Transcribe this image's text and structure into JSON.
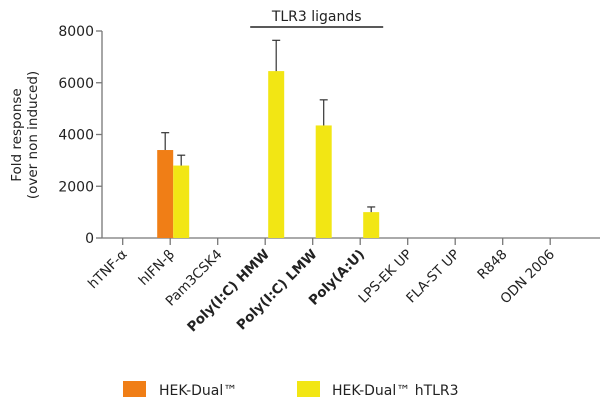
{
  "chart_data": {
    "type": "bar",
    "title": "",
    "annotation": "TLR3 ligands",
    "ylabel_lines": [
      "Fold response",
      "(over non induced)"
    ],
    "xlabel": "",
    "ylim": [
      0,
      8000
    ],
    "yticks": [
      0,
      2000,
      4000,
      6000,
      8000
    ],
    "grid": false,
    "legend_position": "bottom",
    "categories": [
      "hTNF-α",
      "hIFN-β",
      "Pam3CSK4",
      "Poly(I:C) HMW",
      "Poly(I:C) LMW",
      "Poly(A:U)",
      "LPS-EK UP",
      "FLA-ST UP",
      "R848",
      "ODN 2006"
    ],
    "bold_categories": [
      "Poly(I:C) HMW",
      "Poly(I:C) LMW",
      "Poly(A:U)"
    ],
    "annotation_spans": [
      "Poly(I:C) HMW",
      "Poly(A:U)"
    ],
    "series": [
      {
        "name": "HEK-Dual™",
        "color": "#F07E16",
        "values": [
          0,
          3400,
          0,
          0,
          0,
          0,
          0,
          0,
          0,
          0
        ],
        "error": [
          0,
          670,
          0,
          0,
          0,
          0,
          0,
          0,
          0,
          0
        ]
      },
      {
        "name": "HEK-Dual™ hTLR3",
        "color": "#F2E614",
        "values": [
          0,
          2800,
          0,
          6450,
          4350,
          1000,
          0,
          0,
          0,
          0
        ],
        "error": [
          0,
          400,
          0,
          1190,
          990,
          200,
          0,
          0,
          0,
          0
        ]
      }
    ]
  }
}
══════════════════════════════
What is needed:
Set down the material above as is, without any pictures.

Answer for this exercise:
Transcribe this image's text and structure into JSON.
{
  "chart_data": {
    "type": "bar",
    "title": "",
    "annotation": "TLR3 ligands",
    "ylabel_lines": [
      "Fold response",
      "(over non induced)"
    ],
    "xlabel": "",
    "ylim": [
      0,
      8000
    ],
    "yticks": [
      0,
      2000,
      4000,
      6000,
      8000
    ],
    "grid": false,
    "legend_position": "bottom",
    "categories": [
      "hTNF-α",
      "hIFN-β",
      "Pam3CSK4",
      "Poly(I:C) HMW",
      "Poly(I:C) LMW",
      "Poly(A:U)",
      "LPS-EK UP",
      "FLA-ST UP",
      "R848",
      "ODN 2006"
    ],
    "bold_categories": [
      "Poly(I:C) HMW",
      "Poly(I:C) LMW",
      "Poly(A:U)"
    ],
    "annotation_spans": [
      "Poly(I:C) HMW",
      "Poly(A:U)"
    ],
    "series": [
      {
        "name": "HEK-Dual™",
        "color": "#F07E16",
        "values": [
          0,
          3400,
          0,
          0,
          0,
          0,
          0,
          0,
          0,
          0
        ],
        "error": [
          0,
          670,
          0,
          0,
          0,
          0,
          0,
          0,
          0,
          0
        ]
      },
      {
        "name": "HEK-Dual™ hTLR3",
        "color": "#F2E614",
        "values": [
          0,
          2800,
          0,
          6450,
          4350,
          1000,
          0,
          0,
          0,
          0
        ],
        "error": [
          0,
          400,
          0,
          1190,
          990,
          200,
          0,
          0,
          0,
          0
        ]
      }
    ]
  }
}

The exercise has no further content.